— Begin RECORDS FOR PROCESSING —

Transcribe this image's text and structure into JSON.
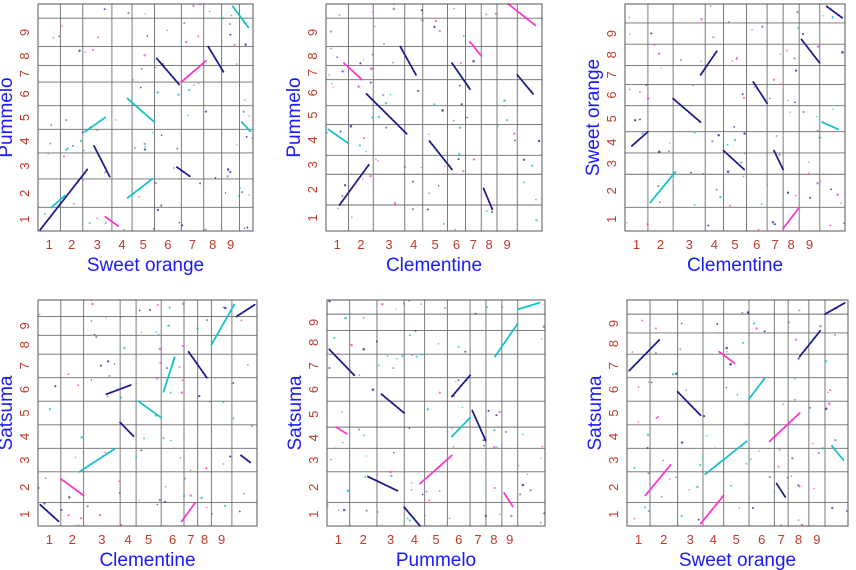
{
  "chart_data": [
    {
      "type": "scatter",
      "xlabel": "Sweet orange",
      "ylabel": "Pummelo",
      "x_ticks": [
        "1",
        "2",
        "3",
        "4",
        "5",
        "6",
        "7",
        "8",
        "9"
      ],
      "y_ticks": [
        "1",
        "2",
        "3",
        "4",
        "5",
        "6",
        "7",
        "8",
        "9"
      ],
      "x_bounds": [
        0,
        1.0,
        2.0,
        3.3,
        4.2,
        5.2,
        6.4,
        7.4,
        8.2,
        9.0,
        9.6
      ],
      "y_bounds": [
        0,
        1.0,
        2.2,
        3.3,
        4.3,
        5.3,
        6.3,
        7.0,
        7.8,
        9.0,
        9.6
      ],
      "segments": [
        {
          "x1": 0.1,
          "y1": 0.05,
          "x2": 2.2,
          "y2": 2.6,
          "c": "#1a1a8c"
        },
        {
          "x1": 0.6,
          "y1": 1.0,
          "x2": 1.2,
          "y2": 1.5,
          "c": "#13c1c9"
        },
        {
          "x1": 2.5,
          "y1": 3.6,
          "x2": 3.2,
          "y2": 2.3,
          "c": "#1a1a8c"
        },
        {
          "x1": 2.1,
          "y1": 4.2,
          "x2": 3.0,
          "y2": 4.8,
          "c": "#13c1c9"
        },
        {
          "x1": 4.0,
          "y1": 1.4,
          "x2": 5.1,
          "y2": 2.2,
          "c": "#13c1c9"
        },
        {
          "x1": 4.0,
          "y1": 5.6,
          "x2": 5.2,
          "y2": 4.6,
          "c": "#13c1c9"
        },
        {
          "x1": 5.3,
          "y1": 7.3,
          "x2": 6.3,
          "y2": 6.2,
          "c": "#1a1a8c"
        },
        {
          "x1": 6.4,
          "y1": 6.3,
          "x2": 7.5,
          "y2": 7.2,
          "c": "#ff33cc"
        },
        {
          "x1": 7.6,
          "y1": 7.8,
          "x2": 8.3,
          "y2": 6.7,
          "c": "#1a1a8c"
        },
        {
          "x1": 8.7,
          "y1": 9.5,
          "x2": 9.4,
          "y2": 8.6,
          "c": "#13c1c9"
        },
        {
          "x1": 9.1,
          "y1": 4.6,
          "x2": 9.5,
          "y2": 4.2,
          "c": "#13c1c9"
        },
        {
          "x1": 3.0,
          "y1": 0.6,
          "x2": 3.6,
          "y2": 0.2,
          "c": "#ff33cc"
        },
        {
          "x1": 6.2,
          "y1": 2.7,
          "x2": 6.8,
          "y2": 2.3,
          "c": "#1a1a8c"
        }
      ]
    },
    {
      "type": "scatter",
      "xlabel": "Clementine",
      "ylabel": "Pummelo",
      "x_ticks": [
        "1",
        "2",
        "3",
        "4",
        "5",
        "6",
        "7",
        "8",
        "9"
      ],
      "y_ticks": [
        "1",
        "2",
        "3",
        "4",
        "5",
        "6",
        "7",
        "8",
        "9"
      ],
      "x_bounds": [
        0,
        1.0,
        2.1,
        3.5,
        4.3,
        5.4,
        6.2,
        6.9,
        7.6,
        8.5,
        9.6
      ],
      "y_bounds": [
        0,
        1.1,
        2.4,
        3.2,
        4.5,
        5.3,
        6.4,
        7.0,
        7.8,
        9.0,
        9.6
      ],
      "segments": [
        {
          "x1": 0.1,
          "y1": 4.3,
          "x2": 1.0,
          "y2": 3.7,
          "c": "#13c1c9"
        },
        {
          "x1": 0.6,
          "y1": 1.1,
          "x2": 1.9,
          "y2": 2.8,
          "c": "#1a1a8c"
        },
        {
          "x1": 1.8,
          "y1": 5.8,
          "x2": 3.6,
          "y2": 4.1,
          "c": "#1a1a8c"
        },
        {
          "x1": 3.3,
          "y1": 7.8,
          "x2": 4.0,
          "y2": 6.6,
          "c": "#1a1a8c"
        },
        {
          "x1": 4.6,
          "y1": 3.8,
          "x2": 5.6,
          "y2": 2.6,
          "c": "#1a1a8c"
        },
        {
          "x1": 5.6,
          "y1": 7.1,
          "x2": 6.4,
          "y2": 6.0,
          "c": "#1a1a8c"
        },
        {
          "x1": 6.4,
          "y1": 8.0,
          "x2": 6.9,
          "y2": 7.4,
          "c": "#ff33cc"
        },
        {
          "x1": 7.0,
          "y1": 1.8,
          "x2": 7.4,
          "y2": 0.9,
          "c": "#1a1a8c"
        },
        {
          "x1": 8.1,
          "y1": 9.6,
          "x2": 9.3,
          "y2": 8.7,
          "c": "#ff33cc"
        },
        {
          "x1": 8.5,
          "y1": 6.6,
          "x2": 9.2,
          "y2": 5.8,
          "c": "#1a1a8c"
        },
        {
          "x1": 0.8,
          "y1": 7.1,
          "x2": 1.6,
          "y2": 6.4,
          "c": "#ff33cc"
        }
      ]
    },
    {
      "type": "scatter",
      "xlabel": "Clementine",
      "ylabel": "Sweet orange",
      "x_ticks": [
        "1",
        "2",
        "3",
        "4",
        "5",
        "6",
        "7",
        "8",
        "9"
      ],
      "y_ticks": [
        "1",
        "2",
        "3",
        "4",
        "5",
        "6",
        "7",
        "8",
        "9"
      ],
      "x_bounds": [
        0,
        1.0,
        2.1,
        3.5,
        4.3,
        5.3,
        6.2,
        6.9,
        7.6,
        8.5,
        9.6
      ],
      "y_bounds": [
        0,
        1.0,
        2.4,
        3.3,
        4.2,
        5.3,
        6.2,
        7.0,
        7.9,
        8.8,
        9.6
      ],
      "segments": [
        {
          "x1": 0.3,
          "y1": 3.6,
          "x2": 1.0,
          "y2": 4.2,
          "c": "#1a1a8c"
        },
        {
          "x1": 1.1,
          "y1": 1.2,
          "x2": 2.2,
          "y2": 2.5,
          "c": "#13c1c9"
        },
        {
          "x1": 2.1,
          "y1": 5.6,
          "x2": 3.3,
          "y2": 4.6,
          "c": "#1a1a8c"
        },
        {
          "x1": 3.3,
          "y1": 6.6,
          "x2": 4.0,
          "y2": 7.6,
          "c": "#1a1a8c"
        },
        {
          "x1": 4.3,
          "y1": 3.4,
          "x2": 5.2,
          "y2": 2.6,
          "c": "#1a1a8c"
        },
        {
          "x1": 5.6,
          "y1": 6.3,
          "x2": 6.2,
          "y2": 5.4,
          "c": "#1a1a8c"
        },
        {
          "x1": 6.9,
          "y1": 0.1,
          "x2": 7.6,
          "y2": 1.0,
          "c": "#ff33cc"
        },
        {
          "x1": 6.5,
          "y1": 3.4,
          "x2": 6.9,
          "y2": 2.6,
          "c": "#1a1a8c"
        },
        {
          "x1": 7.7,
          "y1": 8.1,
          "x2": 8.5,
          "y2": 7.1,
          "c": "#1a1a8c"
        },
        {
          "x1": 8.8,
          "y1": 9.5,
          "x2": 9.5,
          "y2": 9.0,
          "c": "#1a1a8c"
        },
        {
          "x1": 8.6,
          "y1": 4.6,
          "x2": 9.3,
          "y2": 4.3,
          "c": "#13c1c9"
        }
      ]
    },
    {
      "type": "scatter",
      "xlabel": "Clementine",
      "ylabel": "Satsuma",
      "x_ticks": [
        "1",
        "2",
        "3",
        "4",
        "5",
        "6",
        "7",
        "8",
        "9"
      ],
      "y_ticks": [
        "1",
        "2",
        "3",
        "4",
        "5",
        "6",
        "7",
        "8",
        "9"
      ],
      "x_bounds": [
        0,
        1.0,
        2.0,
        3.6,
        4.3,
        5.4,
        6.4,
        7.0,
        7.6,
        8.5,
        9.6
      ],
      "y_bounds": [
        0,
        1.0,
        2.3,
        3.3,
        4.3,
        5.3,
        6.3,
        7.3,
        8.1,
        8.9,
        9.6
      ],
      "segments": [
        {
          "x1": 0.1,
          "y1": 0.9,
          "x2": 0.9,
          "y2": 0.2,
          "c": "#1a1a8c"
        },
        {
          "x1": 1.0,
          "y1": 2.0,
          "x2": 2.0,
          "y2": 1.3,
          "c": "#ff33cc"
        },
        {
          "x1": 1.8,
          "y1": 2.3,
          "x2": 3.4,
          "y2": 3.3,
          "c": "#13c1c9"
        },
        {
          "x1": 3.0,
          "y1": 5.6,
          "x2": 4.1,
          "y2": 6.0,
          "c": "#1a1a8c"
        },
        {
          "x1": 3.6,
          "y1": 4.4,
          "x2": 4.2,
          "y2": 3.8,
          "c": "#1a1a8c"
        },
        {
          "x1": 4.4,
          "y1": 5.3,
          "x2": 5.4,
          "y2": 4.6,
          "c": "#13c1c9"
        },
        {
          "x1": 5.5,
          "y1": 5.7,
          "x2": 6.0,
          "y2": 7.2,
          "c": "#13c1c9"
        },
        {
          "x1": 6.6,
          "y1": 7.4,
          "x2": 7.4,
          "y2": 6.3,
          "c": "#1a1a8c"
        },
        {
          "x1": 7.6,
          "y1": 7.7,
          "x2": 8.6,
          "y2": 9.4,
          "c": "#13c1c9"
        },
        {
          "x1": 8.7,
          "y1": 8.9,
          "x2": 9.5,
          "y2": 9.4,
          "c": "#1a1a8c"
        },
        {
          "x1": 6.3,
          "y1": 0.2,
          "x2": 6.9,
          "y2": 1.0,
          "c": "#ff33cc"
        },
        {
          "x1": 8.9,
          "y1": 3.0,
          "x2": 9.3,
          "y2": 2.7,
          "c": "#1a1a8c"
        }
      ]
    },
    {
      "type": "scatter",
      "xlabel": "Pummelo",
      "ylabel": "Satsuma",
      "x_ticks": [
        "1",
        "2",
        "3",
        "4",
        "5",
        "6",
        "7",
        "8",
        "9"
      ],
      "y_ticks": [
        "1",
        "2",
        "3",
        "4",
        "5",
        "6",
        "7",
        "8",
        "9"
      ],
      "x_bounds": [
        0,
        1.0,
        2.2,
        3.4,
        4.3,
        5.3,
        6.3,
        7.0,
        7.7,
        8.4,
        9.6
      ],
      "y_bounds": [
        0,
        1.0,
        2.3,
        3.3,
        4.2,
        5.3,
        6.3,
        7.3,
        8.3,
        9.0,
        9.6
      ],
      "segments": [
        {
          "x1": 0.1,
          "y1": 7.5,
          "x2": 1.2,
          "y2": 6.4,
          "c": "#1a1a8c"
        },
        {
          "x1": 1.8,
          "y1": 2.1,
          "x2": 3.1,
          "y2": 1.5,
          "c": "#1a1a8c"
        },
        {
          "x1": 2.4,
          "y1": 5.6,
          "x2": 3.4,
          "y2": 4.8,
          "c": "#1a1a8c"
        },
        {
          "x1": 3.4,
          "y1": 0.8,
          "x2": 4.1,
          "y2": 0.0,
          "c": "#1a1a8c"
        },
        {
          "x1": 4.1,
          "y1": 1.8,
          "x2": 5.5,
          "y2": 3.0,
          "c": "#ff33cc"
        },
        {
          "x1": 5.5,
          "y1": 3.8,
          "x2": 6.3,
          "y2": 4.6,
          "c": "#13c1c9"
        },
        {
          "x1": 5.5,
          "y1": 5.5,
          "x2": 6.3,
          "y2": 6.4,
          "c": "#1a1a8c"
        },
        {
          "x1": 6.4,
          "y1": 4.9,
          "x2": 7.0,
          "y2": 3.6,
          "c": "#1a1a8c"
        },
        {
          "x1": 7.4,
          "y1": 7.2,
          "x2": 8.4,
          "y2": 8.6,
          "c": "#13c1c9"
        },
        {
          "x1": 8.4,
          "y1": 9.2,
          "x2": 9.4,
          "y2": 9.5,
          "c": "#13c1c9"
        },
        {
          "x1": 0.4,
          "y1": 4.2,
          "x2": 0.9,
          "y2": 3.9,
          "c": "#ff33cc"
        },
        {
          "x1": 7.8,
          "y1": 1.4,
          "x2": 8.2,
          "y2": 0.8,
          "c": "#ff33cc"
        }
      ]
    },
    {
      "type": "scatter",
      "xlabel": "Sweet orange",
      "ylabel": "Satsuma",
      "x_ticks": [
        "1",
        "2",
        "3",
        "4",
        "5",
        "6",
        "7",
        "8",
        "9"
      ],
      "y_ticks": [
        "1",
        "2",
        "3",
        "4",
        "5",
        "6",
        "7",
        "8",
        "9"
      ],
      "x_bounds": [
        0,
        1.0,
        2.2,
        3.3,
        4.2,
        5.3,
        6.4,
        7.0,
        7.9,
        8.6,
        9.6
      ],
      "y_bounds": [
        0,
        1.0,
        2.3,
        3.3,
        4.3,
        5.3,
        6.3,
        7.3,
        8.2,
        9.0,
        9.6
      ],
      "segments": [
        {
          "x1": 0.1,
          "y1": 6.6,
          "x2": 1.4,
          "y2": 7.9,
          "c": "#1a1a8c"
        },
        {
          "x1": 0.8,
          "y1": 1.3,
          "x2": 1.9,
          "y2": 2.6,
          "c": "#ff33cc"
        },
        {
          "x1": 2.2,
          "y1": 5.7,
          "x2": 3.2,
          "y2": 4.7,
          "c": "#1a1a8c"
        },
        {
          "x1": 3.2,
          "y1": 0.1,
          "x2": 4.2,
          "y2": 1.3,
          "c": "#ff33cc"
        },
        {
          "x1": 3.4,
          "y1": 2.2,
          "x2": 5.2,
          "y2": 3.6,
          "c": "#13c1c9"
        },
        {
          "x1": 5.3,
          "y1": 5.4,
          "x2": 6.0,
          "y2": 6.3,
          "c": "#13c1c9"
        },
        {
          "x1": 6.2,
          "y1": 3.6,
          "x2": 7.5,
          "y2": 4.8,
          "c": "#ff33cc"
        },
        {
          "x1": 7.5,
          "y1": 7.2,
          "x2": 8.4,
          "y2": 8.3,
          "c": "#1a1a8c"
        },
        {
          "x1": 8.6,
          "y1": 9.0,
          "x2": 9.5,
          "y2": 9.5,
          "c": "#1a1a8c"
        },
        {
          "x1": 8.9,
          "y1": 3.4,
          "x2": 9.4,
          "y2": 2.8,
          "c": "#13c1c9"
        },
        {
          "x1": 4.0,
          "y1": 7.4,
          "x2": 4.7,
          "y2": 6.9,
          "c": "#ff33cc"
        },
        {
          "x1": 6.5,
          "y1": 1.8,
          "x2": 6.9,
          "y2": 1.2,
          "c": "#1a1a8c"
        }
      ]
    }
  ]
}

— End RECORDS FOR PROCESSING —
— Begin RECORDS FOR PROCESSING —

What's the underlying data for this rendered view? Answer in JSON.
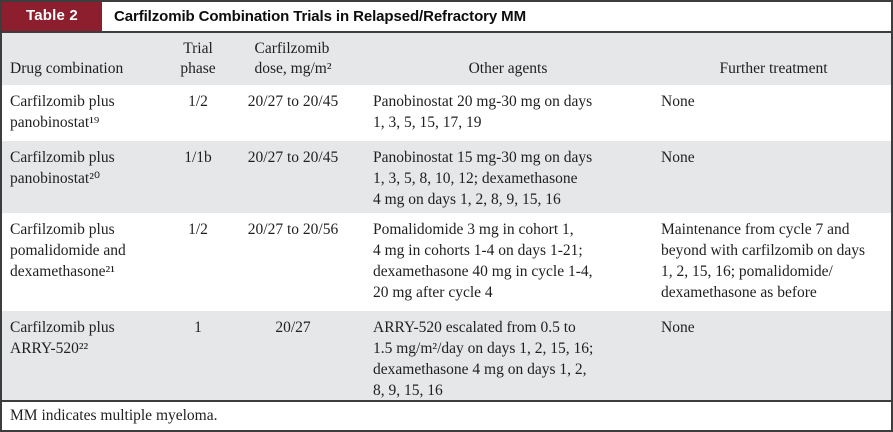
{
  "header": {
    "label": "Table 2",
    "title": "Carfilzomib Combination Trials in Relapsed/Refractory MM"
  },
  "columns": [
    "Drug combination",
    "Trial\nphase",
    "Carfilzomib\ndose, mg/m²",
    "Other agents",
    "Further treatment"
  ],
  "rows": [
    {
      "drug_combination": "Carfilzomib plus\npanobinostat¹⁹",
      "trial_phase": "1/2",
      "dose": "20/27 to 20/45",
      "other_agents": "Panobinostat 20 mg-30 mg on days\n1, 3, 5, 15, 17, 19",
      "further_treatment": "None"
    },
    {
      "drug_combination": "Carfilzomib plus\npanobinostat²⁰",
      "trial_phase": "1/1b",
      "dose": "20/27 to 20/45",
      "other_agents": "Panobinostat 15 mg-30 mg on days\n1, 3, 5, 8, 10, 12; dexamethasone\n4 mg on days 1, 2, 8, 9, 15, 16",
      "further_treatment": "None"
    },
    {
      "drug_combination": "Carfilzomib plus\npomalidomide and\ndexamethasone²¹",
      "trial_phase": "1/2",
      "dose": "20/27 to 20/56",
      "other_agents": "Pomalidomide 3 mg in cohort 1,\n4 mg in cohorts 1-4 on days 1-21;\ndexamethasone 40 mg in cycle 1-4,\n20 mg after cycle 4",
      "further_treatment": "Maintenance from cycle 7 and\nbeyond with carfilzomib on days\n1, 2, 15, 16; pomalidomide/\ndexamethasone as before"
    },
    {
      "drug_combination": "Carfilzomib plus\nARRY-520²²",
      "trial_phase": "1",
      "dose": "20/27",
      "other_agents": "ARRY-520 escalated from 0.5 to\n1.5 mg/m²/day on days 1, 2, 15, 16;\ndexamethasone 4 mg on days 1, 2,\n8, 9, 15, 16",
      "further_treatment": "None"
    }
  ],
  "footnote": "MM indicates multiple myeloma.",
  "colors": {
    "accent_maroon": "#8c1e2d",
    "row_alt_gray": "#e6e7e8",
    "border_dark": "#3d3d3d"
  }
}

— End RECORDS FOR PROCESSING —

TASK PROMPT: Reply with one number only, the count of lines above that hold the string "JSON".

SOLUTION: 2